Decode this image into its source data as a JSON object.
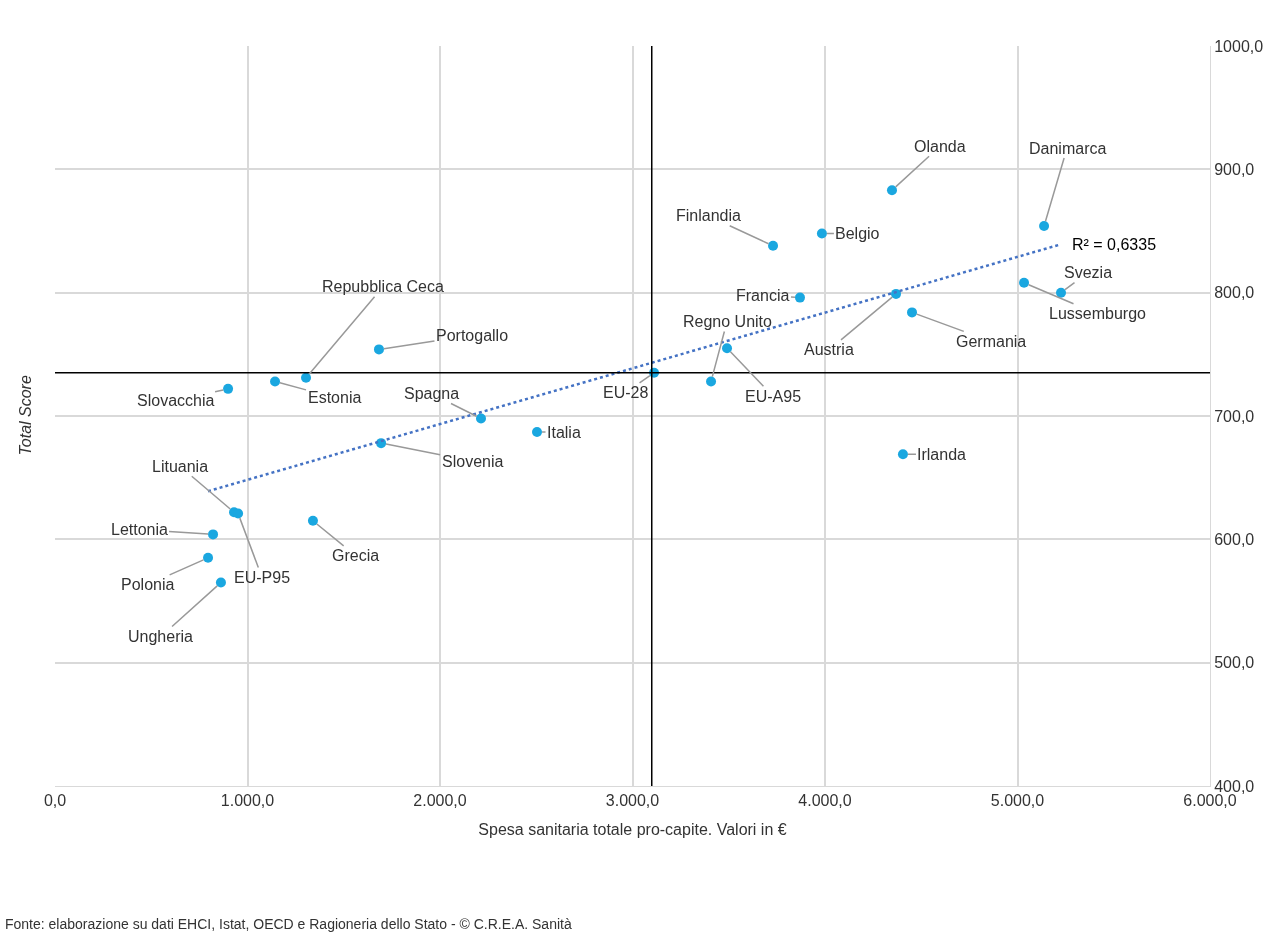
{
  "chart_data": {
    "type": "scatter",
    "xlabel": "Spesa sanitaria totale pro-capite. Valori in €",
    "ylabel": "Total Score",
    "xlim": [
      0,
      6000
    ],
    "ylim": [
      400,
      1000
    ],
    "xticks": [
      {
        "value": 0,
        "label": "0,0"
      },
      {
        "value": 1000,
        "label": "1.000,0"
      },
      {
        "value": 2000,
        "label": "2.000,0"
      },
      {
        "value": 3000,
        "label": "3.000,0"
      },
      {
        "value": 4000,
        "label": "4.000,0"
      },
      {
        "value": 5000,
        "label": "5.000,0"
      },
      {
        "value": 6000,
        "label": "6.000,0"
      }
    ],
    "yticks": [
      {
        "value": 400,
        "label": "400,0"
      },
      {
        "value": 500,
        "label": "500,0"
      },
      {
        "value": 600,
        "label": "600,0"
      },
      {
        "value": 700,
        "label": "700,0"
      },
      {
        "value": 800,
        "label": "800,0"
      },
      {
        "value": 900,
        "label": "900,0"
      },
      {
        "value": 1000,
        "label": "1000,0"
      }
    ],
    "grid": true,
    "marker": "circle",
    "series": [
      {
        "color": "#1aa7e0",
        "x": [
          4348,
          5138,
          3730,
          3984,
          5226,
          5034,
          3870,
          4369,
          4452,
          1683,
          1304,
          1143,
          899,
          3112,
          3408,
          3491,
          2213,
          2504,
          1694,
          4405,
          930,
          951,
          1340,
          821,
          795,
          862
        ],
        "values": [
          883,
          854,
          838,
          848,
          800,
          808,
          796,
          799,
          784,
          754,
          731,
          728,
          722,
          735,
          728,
          755,
          698,
          687,
          678,
          669,
          622,
          621,
          615,
          604,
          585,
          565
        ]
      },
      {
        "type": "line",
        "color": "#4472c4",
        "line_style": "dotted",
        "marker": "none",
        "x": [
          795,
          5221
        ],
        "values": [
          639,
          839
        ]
      }
    ],
    "ref_lines": [
      {
        "axis": "x",
        "value": 3100,
        "color": "#000000"
      },
      {
        "axis": "y",
        "value": 735,
        "color": "#000000"
      }
    ],
    "annotations": [
      {
        "text": "Olanda",
        "x": 4348,
        "y": 883
      },
      {
        "text": "Danimarca",
        "x": 5138,
        "y": 854
      },
      {
        "text": "Finlandia",
        "x": 3730,
        "y": 838
      },
      {
        "text": "Belgio",
        "x": 3984,
        "y": 848
      },
      {
        "text": "Svezia",
        "x": 5226,
        "y": 800
      },
      {
        "text": "Lussemburgo",
        "x": 5034,
        "y": 808
      },
      {
        "text": "Francia",
        "x": 3870,
        "y": 796
      },
      {
        "text": "Austria",
        "x": 4369,
        "y": 799
      },
      {
        "text": "Germania",
        "x": 4452,
        "y": 784
      },
      {
        "text": "Portogallo",
        "x": 1683,
        "y": 754
      },
      {
        "text": "Repubblica Ceca",
        "x": 1304,
        "y": 731
      },
      {
        "text": "Estonia",
        "x": 1143,
        "y": 728
      },
      {
        "text": "Slovacchia",
        "x": 899,
        "y": 722
      },
      {
        "text": "EU-28",
        "x": 3112,
        "y": 735
      },
      {
        "text": "Regno Unito",
        "x": 3408,
        "y": 728
      },
      {
        "text": "EU-A95",
        "x": 3491,
        "y": 755
      },
      {
        "text": "Spagna",
        "x": 2213,
        "y": 698
      },
      {
        "text": "Italia",
        "x": 2504,
        "y": 687
      },
      {
        "text": "Slovenia",
        "x": 1694,
        "y": 678
      },
      {
        "text": "Irlanda",
        "x": 4405,
        "y": 669
      },
      {
        "text": "Lituania",
        "x": 930,
        "y": 622
      },
      {
        "text": "EU-P95",
        "x": 951,
        "y": 621
      },
      {
        "text": "Grecia",
        "x": 1340,
        "y": 615
      },
      {
        "text": "Lettonia",
        "x": 821,
        "y": 604
      },
      {
        "text": "Polonia",
        "x": 795,
        "y": 585
      },
      {
        "text": "Ungheria",
        "x": 862,
        "y": 565
      },
      {
        "text": "R² = 0,6335",
        "x": 5221,
        "y": 839
      },
      "Fonte: elaborazione su dati EHCI, Istat, OECD e Ragioneria dello Stato - © C.R.E.A. Sanità"
    ]
  }
}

----

Extract, from the listing above, every line where the string "color" occurs.

▶ _Full output_:
        "color": "#1aa7e0",
        "color": "#4472c4",
        "color": "#000000"
        "color": "#000000"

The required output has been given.